**Brief**
Can you reproduce every line of the data below word for word, with no changes?

**Entries**
<<<<

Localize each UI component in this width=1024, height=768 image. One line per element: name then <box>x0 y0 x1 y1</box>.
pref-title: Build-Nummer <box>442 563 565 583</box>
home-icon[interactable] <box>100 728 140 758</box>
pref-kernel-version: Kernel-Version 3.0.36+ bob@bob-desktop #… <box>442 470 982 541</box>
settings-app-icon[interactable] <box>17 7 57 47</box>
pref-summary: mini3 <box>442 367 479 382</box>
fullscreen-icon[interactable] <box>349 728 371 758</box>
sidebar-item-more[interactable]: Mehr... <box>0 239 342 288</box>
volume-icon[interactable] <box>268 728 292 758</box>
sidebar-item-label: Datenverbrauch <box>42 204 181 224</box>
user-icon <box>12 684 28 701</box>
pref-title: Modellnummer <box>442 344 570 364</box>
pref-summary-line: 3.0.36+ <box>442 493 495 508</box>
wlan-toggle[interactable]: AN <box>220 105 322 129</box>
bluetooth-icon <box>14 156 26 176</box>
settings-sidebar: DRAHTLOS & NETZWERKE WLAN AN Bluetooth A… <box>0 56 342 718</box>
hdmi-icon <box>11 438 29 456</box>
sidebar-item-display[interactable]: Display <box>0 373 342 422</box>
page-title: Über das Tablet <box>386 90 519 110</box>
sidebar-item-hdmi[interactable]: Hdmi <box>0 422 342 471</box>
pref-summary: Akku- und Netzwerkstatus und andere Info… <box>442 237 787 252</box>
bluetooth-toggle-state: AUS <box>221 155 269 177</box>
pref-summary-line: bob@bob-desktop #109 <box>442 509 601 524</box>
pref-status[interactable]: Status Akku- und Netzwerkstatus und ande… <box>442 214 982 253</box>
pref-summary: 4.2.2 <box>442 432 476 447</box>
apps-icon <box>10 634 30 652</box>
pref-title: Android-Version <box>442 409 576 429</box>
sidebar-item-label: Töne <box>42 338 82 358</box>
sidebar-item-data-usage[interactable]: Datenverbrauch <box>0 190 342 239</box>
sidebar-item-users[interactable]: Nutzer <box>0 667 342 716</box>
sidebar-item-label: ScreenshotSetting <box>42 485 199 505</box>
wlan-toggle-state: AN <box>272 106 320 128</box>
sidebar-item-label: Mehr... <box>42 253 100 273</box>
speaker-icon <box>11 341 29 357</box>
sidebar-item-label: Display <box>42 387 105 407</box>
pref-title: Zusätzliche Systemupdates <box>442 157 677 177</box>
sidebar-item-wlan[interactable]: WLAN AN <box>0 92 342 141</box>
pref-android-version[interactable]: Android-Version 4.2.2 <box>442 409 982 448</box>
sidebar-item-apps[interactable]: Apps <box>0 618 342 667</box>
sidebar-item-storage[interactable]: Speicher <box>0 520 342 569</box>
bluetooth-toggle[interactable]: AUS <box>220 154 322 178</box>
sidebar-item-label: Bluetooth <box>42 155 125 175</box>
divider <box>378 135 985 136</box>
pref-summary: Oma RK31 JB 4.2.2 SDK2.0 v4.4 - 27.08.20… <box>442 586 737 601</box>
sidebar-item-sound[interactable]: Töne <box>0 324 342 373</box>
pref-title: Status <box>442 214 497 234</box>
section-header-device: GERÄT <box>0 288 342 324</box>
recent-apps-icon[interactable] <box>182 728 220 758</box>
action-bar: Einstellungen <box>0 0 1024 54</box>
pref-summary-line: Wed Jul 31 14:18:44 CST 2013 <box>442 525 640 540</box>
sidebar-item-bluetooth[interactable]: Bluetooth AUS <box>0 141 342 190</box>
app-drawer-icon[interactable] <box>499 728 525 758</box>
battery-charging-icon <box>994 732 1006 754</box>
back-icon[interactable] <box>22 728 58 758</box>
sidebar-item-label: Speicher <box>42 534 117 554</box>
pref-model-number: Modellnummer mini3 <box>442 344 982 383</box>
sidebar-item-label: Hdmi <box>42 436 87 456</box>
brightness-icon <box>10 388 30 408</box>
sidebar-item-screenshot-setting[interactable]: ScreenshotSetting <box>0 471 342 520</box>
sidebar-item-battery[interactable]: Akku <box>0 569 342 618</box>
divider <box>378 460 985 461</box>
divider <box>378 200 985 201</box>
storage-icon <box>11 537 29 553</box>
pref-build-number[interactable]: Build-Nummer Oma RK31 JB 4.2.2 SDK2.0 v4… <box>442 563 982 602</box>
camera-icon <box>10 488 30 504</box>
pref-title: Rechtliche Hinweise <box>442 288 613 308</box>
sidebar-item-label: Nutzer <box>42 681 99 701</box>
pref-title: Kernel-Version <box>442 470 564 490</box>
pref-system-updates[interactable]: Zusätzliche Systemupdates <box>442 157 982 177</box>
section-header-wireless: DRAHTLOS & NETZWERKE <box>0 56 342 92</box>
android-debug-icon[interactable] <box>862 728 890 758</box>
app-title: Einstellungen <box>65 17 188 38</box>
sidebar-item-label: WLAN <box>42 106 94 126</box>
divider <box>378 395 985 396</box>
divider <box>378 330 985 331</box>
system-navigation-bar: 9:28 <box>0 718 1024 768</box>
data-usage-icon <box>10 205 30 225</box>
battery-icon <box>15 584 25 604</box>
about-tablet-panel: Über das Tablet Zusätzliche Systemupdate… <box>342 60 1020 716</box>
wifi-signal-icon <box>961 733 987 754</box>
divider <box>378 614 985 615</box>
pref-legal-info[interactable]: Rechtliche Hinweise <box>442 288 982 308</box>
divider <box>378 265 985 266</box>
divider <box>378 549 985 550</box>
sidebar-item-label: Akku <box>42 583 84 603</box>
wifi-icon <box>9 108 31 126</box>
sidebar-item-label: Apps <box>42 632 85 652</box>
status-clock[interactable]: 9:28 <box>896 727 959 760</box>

>>>>

**Full response**
Localize each UI component in this width=1024, height=768 image. One line per element: name then <box>x0 y0 x1 y1</box>.
pref-title: Build-Nummer <box>442 563 565 583</box>
home-icon[interactable] <box>100 728 140 758</box>
pref-kernel-version: Kernel-Version 3.0.36+ bob@bob-desktop #… <box>442 470 982 541</box>
settings-app-icon[interactable] <box>17 7 57 47</box>
pref-summary: mini3 <box>442 367 479 382</box>
fullscreen-icon[interactable] <box>349 728 371 758</box>
sidebar-item-more[interactable]: Mehr... <box>0 239 342 288</box>
volume-icon[interactable] <box>268 728 292 758</box>
sidebar-item-label: Datenverbrauch <box>42 204 181 224</box>
user-icon <box>12 684 28 701</box>
pref-title: Modellnummer <box>442 344 570 364</box>
pref-summary-line: 3.0.36+ <box>442 493 495 508</box>
wlan-toggle[interactable]: AN <box>220 105 322 129</box>
bluetooth-icon <box>14 156 26 176</box>
settings-sidebar: DRAHTLOS & NETZWERKE WLAN AN Bluetooth A… <box>0 56 342 718</box>
hdmi-icon <box>11 438 29 456</box>
sidebar-item-display[interactable]: Display <box>0 373 342 422</box>
page-title: Über das Tablet <box>386 90 519 110</box>
sidebar-item-hdmi[interactable]: Hdmi <box>0 422 342 471</box>
pref-summary: Akku- und Netzwerkstatus und andere Info… <box>442 237 787 252</box>
bluetooth-toggle-state: AUS <box>221 155 269 177</box>
pref-summary-line: bob@bob-desktop #109 <box>442 509 601 524</box>
pref-status[interactable]: Status Akku- und Netzwerkstatus und ande… <box>442 214 982 253</box>
pref-summary: 4.2.2 <box>442 432 476 447</box>
apps-icon <box>10 634 30 652</box>
pref-title: Android-Version <box>442 409 576 429</box>
sidebar-item-label: Töne <box>42 338 82 358</box>
sidebar-item-data-usage[interactable]: Datenverbrauch <box>0 190 342 239</box>
sidebar-item-users[interactable]: Nutzer <box>0 667 342 716</box>
sidebar-item-label: ScreenshotSetting <box>42 485 199 505</box>
wlan-toggle-state: AN <box>272 106 320 128</box>
sidebar-item-label: Mehr... <box>42 253 100 273</box>
speaker-icon <box>11 341 29 357</box>
sidebar-item-label: Display <box>42 387 105 407</box>
pref-title: Zusätzliche Systemupdates <box>442 157 677 177</box>
sidebar-item-wlan[interactable]: WLAN AN <box>0 92 342 141</box>
pref-android-version[interactable]: Android-Version 4.2.2 <box>442 409 982 448</box>
sidebar-item-apps[interactable]: Apps <box>0 618 342 667</box>
sidebar-item-storage[interactable]: Speicher <box>0 520 342 569</box>
bluetooth-toggle[interactable]: AUS <box>220 154 322 178</box>
sidebar-item-label: Bluetooth <box>42 155 125 175</box>
divider <box>378 135 985 136</box>
pref-summary: Oma RK31 JB 4.2.2 SDK2.0 v4.4 - 27.08.20… <box>442 586 737 601</box>
sidebar-item-sound[interactable]: Töne <box>0 324 342 373</box>
pref-title: Status <box>442 214 497 234</box>
section-header-device: GERÄT <box>0 288 342 324</box>
recent-apps-icon[interactable] <box>182 728 220 758</box>
action-bar: Einstellungen <box>0 0 1024 54</box>
pref-summary-line: Wed Jul 31 14:18:44 CST 2013 <box>442 525 640 540</box>
sidebar-item-bluetooth[interactable]: Bluetooth AUS <box>0 141 342 190</box>
app-drawer-icon[interactable] <box>499 728 525 758</box>
battery-charging-icon <box>994 732 1006 754</box>
back-icon[interactable] <box>22 728 58 758</box>
sidebar-item-label: Speicher <box>42 534 117 554</box>
pref-model-number: Modellnummer mini3 <box>442 344 982 383</box>
sidebar-item-label: Hdmi <box>42 436 87 456</box>
brightness-icon <box>10 388 30 408</box>
sidebar-item-screenshot-setting[interactable]: ScreenshotSetting <box>0 471 342 520</box>
sidebar-item-battery[interactable]: Akku <box>0 569 342 618</box>
divider <box>378 460 985 461</box>
divider <box>378 200 985 201</box>
storage-icon <box>11 537 29 553</box>
pref-build-number[interactable]: Build-Nummer Oma RK31 JB 4.2.2 SDK2.0 v4… <box>442 563 982 602</box>
camera-icon <box>10 488 30 504</box>
pref-title: Rechtliche Hinweise <box>442 288 613 308</box>
sidebar-item-label: Nutzer <box>42 681 99 701</box>
pref-title: Kernel-Version <box>442 470 564 490</box>
pref-system-updates[interactable]: Zusätzliche Systemupdates <box>442 157 982 177</box>
section-header-wireless: DRAHTLOS & NETZWERKE <box>0 56 342 92</box>
android-debug-icon[interactable] <box>862 728 890 758</box>
app-title: Einstellungen <box>65 17 188 38</box>
sidebar-item-label: WLAN <box>42 106 94 126</box>
divider <box>378 395 985 396</box>
divider <box>378 330 985 331</box>
system-navigation-bar: 9:28 <box>0 718 1024 768</box>
data-usage-icon <box>10 205 30 225</box>
battery-icon <box>15 584 25 604</box>
about-tablet-panel: Über das Tablet Zusätzliche Systemupdate… <box>342 60 1020 716</box>
wifi-signal-icon <box>961 733 987 754</box>
divider <box>378 614 985 615</box>
pref-legal-info[interactable]: Rechtliche Hinweise <box>442 288 982 308</box>
divider <box>378 265 985 266</box>
divider <box>378 549 985 550</box>
sidebar-item-label: Akku <box>42 583 84 603</box>
wifi-icon <box>9 108 31 126</box>
sidebar-item-label: Apps <box>42 632 85 652</box>
status-clock[interactable]: 9:28 <box>896 727 959 760</box>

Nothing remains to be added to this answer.